### [WORK INSTRUCTIONS]
Return all of the data exactly, with nothing left out but the pictures.

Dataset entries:
********************

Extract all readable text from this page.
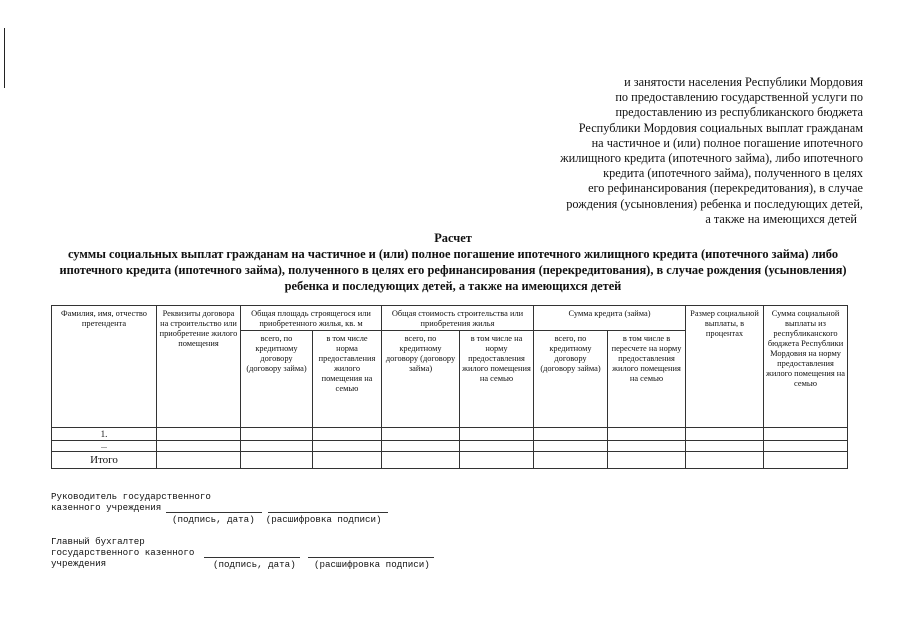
и занятости населения Республики Мордовия
по предоставлению государственной услуги по
предоставлению из республиканского бюджета
Республики Мордовия социальных выплат гражданам
на частичное и (или) полное погашение ипотечного
жилищного кредита (ипотечного займа), либо ипотечного
кредита (ипотечного займа), полученного в целях
его рефинансирования (перекредитования), в случае
рождения (усыновления) ребенка и последующих детей,
а также на имеющихся детей
Расчет
суммы социальных выплат гражданам на частичное и (или) полное погашение ипотечного жилищного кредита (ипотечного займа) либо ипотечного кредита (ипотечного займа), полученного в целях его рефинансирования (перекредитования), в случае рождения (усыновления) ребенка и последующих детей, а также на имеющихся детей
Фамилия, имя, отчество претендента	Реквизиты договора на строительство или приобретение жилого помещения	Общая площадь строящегося или приобретенного жилья, кв. м		Общая стоимость строительства или приобретения жилья		Сумма кредита (займа)		Размер социальной выплаты, в процентах	Сумма социальной выплаты из республиканского бюджета Республики Мордовия на норму предоставления жилого помещения на семью
		всего, по кредитному договору (договору займа)	в том числе норма предоставления жилого помещения на семью	всего, по кредитному договору (договору займа)	в том числе на норму предоставления жилого помещения на семью	всего, по кредитному договору (договору займа)	в том числе в пересчете на норму предоставления жилого помещения на семью		
1.									
...									
Итого									
Руководитель государственного
казенного учреждения
(подпись, дата)  (расшифровка подписи)
Главный бухгалтер
государственного казенного
учреждения	(подпись, дата) (расшифровка подписи)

********************

### [FULL RESPONSE]
Extract all readable text from this page.
и занятости населения Республики Мордовия
по предоставлению государственной услуги по
предоставлению из республиканского бюджета
Республики Мордовия социальных выплат гражданам
на частичное и (или) полное погашение ипотечного
жилищного кредита (ипотечного займа), либо ипотечного
кредита (ипотечного займа), полученного в целях
его рефинансирования (перекредитования), в случае
рождения (усыновления) ребенка и последующих детей,
а также на имеющихся детей
Расчет
суммы социальных выплат гражданам на частичное и (или) полное погашение ипотечного жилищного кредита (ипотечного займа) либо ипотечного кредита (ипотечного займа), полученного в целях его рефинансирования (перекредитования), в случае рождения (усыновления) ребенка и последующих детей, а также на имеющихся детей
Фамилия, имя, отчество претендента	Реквизиты договора на строительство или приобретение жилого помещения	Общая площадь строящегося или приобретенного жилья, кв. м		Общая стоимость строительства или приобретения жилья		Сумма кредита (займа)		Размер социальной выплаты, в процентах	Сумма социальной выплаты из республиканского бюджета Республики Мордовия на норму предоставления жилого помещения на семью
		всего, по кредитному договору (договору займа)	в том числе норма предоставления жилого помещения на семью	всего, по кредитному договору (договору займа)	в том числе на норму предоставления жилого помещения на семью	всего, по кредитному договору (договору займа)	в том числе в пересчете на норму предоставления жилого помещения на семью		
1.									
...									
Итого									
Руководитель государственного
казенного учреждения
(подпись, дата)  (расшифровка подписи)
Главный бухгалтер
государственного казенного
учреждения	(подпись, дата) (расшифровка подписи)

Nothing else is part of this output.